====== Excerpted records ======
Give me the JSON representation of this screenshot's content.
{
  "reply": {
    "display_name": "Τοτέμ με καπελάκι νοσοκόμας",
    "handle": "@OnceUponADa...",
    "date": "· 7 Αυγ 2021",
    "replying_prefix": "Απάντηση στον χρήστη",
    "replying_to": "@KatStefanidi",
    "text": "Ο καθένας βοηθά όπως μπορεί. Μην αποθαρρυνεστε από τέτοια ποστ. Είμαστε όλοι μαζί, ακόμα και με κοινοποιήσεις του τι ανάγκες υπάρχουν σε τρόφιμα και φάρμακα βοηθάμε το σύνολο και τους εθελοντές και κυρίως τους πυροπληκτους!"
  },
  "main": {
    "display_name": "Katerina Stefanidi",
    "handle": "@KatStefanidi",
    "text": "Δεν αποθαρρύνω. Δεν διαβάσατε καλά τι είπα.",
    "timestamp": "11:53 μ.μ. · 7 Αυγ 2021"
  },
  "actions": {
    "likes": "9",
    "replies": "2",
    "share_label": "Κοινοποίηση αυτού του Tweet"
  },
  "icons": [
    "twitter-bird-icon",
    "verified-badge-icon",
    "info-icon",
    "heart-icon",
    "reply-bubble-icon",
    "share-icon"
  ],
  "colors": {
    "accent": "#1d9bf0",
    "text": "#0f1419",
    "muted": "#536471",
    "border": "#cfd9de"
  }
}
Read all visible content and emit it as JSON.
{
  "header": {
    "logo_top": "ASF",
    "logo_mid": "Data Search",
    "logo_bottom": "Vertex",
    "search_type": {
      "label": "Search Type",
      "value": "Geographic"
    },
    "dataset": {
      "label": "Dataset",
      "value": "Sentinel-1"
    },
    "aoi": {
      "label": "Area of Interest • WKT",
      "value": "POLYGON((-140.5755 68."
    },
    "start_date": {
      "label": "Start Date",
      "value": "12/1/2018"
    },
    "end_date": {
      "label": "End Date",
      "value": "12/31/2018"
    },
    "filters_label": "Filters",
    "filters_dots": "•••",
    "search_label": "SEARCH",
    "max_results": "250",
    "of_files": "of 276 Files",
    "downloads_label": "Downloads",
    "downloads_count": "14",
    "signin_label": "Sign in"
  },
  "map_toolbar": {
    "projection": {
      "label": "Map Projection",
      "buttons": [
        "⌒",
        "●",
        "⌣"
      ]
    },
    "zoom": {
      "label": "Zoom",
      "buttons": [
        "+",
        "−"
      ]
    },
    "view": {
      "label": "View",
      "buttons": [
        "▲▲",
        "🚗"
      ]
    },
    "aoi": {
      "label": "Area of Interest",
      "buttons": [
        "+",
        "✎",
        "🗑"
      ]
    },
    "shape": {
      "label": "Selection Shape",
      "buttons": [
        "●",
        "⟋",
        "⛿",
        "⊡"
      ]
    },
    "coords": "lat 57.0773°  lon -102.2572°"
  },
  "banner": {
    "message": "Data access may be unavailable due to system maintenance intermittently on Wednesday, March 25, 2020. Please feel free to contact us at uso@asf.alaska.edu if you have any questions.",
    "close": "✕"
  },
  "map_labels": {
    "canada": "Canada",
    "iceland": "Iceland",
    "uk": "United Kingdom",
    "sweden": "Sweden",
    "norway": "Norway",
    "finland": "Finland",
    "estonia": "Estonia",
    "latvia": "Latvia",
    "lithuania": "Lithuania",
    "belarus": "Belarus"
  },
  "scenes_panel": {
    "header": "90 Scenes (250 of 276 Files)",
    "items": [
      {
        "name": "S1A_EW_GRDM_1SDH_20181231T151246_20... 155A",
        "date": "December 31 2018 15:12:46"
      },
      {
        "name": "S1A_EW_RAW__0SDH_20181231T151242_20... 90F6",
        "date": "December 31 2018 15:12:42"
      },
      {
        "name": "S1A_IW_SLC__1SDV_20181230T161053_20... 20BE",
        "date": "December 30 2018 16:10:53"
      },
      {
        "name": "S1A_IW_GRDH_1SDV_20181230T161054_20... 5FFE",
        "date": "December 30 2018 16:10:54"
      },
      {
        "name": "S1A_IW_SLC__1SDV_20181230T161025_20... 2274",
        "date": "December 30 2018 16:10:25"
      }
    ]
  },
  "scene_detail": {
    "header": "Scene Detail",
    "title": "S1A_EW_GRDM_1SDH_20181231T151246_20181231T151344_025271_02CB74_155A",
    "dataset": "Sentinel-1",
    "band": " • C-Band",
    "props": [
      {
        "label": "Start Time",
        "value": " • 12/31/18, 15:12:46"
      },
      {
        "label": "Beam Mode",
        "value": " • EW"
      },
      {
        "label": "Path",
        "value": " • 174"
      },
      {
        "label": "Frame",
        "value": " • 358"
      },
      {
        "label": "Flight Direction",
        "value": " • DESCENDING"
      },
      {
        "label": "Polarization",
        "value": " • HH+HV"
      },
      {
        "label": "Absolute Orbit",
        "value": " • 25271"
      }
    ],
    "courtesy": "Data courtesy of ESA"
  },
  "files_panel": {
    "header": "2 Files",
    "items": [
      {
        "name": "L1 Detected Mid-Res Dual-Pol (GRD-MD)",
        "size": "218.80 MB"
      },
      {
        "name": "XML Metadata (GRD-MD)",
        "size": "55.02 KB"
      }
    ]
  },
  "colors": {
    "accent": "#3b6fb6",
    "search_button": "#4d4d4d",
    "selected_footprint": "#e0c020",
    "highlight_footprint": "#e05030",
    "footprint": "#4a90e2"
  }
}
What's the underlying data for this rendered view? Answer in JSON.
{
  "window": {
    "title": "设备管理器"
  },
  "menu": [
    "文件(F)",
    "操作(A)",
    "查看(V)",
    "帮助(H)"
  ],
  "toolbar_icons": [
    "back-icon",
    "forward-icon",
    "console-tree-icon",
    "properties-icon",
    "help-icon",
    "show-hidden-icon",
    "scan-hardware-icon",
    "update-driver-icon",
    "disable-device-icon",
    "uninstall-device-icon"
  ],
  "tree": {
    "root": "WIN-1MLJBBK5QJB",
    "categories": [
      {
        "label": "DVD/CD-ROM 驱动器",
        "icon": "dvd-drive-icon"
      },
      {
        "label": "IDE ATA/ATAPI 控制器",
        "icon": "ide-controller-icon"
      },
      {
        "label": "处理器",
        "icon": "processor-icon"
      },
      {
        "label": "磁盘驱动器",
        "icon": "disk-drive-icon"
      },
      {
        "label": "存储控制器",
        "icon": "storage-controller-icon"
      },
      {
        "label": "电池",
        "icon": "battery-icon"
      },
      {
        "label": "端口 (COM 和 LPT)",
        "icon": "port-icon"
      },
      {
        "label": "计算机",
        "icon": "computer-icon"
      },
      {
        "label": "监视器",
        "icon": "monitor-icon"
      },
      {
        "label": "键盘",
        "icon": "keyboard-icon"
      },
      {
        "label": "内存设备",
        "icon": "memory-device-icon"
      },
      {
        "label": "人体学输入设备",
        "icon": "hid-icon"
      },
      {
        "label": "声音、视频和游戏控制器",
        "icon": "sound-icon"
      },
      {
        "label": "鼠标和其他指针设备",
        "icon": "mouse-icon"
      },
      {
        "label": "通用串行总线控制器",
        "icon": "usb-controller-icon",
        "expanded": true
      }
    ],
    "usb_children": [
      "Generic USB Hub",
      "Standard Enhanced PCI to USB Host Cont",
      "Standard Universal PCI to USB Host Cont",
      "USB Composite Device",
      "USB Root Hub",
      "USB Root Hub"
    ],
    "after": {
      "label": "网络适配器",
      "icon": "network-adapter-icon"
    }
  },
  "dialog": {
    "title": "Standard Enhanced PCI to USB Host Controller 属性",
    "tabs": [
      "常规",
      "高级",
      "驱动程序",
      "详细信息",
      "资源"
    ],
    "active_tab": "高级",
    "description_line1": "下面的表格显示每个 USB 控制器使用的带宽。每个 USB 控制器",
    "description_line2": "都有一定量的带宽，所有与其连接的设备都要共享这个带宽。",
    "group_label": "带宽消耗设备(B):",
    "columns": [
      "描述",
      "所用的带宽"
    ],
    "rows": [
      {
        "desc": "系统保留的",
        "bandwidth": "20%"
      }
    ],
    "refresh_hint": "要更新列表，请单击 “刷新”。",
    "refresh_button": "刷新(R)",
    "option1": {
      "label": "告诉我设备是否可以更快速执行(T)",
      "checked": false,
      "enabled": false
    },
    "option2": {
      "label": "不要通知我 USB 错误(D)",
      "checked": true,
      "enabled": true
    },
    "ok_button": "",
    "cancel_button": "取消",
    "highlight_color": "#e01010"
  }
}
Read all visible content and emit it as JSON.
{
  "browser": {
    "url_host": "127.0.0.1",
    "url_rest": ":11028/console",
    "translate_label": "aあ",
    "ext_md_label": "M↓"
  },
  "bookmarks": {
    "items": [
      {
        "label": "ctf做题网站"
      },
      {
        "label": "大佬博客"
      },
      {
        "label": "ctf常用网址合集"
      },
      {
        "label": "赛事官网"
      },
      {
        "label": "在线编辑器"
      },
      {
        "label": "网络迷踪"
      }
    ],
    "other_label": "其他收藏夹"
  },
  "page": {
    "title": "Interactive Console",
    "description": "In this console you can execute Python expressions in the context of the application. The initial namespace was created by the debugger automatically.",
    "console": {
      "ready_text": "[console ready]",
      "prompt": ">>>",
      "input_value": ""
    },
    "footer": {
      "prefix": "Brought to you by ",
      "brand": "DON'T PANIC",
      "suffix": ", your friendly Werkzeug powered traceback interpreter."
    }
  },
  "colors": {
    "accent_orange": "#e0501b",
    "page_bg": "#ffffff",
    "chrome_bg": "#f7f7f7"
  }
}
======
## Task directions
Find all lines with "Interest" in them and copy each one.

## Task output
      "label": "Area of Interest • WKT",
      "label": "Area of Interest",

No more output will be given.